**Dataset entries:**
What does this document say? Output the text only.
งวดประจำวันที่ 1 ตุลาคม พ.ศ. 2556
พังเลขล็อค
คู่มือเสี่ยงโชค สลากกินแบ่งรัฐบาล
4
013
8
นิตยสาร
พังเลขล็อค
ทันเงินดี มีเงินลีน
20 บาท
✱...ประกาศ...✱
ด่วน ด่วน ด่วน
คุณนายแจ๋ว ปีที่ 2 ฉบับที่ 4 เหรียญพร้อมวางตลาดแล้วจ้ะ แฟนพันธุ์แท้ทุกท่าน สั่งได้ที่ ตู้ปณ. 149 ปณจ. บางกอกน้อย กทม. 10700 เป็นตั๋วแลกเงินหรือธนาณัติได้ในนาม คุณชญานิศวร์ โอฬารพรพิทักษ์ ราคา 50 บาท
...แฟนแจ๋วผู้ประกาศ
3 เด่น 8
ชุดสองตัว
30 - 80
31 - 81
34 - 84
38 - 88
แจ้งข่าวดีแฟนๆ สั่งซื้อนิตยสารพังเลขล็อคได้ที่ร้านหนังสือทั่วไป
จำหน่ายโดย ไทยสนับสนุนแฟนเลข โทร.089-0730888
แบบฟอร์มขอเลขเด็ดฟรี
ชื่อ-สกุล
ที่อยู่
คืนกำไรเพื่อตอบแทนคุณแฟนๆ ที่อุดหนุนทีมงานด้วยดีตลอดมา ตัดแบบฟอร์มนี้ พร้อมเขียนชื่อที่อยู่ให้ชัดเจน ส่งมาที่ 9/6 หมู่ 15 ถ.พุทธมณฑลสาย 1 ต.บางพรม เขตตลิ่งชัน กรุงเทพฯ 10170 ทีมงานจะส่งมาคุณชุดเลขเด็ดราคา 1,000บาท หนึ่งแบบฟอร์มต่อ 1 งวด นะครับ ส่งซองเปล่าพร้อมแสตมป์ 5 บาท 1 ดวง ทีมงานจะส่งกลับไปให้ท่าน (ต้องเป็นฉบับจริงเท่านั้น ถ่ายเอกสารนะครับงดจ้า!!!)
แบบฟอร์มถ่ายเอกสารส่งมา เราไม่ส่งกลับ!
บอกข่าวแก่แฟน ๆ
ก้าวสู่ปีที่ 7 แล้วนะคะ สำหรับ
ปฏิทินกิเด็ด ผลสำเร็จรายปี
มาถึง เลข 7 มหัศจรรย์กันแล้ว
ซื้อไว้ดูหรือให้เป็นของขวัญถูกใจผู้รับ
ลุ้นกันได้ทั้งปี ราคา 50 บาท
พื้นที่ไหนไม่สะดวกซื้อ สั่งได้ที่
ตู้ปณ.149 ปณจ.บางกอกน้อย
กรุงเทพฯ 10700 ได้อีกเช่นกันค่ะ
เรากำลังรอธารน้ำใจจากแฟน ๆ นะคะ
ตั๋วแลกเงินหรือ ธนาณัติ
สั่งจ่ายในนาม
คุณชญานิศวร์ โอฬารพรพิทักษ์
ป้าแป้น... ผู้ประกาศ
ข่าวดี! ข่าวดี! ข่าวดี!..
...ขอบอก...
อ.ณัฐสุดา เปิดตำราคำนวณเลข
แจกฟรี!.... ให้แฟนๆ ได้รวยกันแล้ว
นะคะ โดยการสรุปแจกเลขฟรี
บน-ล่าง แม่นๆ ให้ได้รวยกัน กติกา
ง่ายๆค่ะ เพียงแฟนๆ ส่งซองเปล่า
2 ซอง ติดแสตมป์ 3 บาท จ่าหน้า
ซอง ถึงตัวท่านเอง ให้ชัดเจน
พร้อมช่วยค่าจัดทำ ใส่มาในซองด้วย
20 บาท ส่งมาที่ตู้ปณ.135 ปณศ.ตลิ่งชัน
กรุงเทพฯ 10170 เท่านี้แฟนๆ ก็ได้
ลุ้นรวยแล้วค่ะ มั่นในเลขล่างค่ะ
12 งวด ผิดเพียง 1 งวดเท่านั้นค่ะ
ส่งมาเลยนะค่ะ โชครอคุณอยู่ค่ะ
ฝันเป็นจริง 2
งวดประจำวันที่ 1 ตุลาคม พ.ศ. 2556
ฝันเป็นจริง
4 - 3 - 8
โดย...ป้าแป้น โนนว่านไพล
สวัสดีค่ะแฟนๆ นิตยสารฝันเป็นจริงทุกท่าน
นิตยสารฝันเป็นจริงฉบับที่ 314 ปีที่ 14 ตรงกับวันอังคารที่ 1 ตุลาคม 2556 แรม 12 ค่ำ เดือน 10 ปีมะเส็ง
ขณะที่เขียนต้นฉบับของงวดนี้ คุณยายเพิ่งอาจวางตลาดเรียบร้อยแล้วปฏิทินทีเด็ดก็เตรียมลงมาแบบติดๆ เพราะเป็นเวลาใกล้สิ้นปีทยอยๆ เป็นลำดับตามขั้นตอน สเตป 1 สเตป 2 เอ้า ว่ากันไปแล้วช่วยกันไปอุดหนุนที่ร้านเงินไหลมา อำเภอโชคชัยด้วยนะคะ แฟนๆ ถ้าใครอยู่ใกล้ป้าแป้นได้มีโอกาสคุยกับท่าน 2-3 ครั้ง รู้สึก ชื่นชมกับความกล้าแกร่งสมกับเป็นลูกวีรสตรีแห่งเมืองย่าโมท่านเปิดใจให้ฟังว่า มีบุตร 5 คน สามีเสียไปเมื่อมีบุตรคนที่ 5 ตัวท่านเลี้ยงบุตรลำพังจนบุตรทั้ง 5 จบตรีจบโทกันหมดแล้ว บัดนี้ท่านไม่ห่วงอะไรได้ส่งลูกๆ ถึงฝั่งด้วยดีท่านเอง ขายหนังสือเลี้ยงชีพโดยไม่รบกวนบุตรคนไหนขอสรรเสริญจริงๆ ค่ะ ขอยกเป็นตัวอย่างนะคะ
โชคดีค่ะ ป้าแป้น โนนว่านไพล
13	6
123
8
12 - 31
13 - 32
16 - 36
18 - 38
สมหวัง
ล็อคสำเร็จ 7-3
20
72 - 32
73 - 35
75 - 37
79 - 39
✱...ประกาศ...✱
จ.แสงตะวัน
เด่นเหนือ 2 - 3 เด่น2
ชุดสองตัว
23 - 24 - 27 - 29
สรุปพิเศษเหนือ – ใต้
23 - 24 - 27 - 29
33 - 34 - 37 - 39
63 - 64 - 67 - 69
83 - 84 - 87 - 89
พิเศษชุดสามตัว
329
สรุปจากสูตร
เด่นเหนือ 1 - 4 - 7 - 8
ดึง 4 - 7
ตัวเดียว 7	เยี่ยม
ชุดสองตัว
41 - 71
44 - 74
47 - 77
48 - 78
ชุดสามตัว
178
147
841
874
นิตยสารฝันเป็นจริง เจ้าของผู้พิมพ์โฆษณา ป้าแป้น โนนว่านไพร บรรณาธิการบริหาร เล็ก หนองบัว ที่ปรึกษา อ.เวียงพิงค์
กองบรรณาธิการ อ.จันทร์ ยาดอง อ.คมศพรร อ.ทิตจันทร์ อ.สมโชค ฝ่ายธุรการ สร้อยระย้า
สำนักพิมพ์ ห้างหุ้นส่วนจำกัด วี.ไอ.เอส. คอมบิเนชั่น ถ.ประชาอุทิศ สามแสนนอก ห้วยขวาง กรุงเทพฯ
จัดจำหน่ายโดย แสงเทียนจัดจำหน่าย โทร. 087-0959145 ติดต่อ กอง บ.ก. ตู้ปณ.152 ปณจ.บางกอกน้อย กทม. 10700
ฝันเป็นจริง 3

**Problem description:**
Of the lines in the records, determine how many contain the word "งซองเปล", and report that number alone.

**Answer to the task:**
2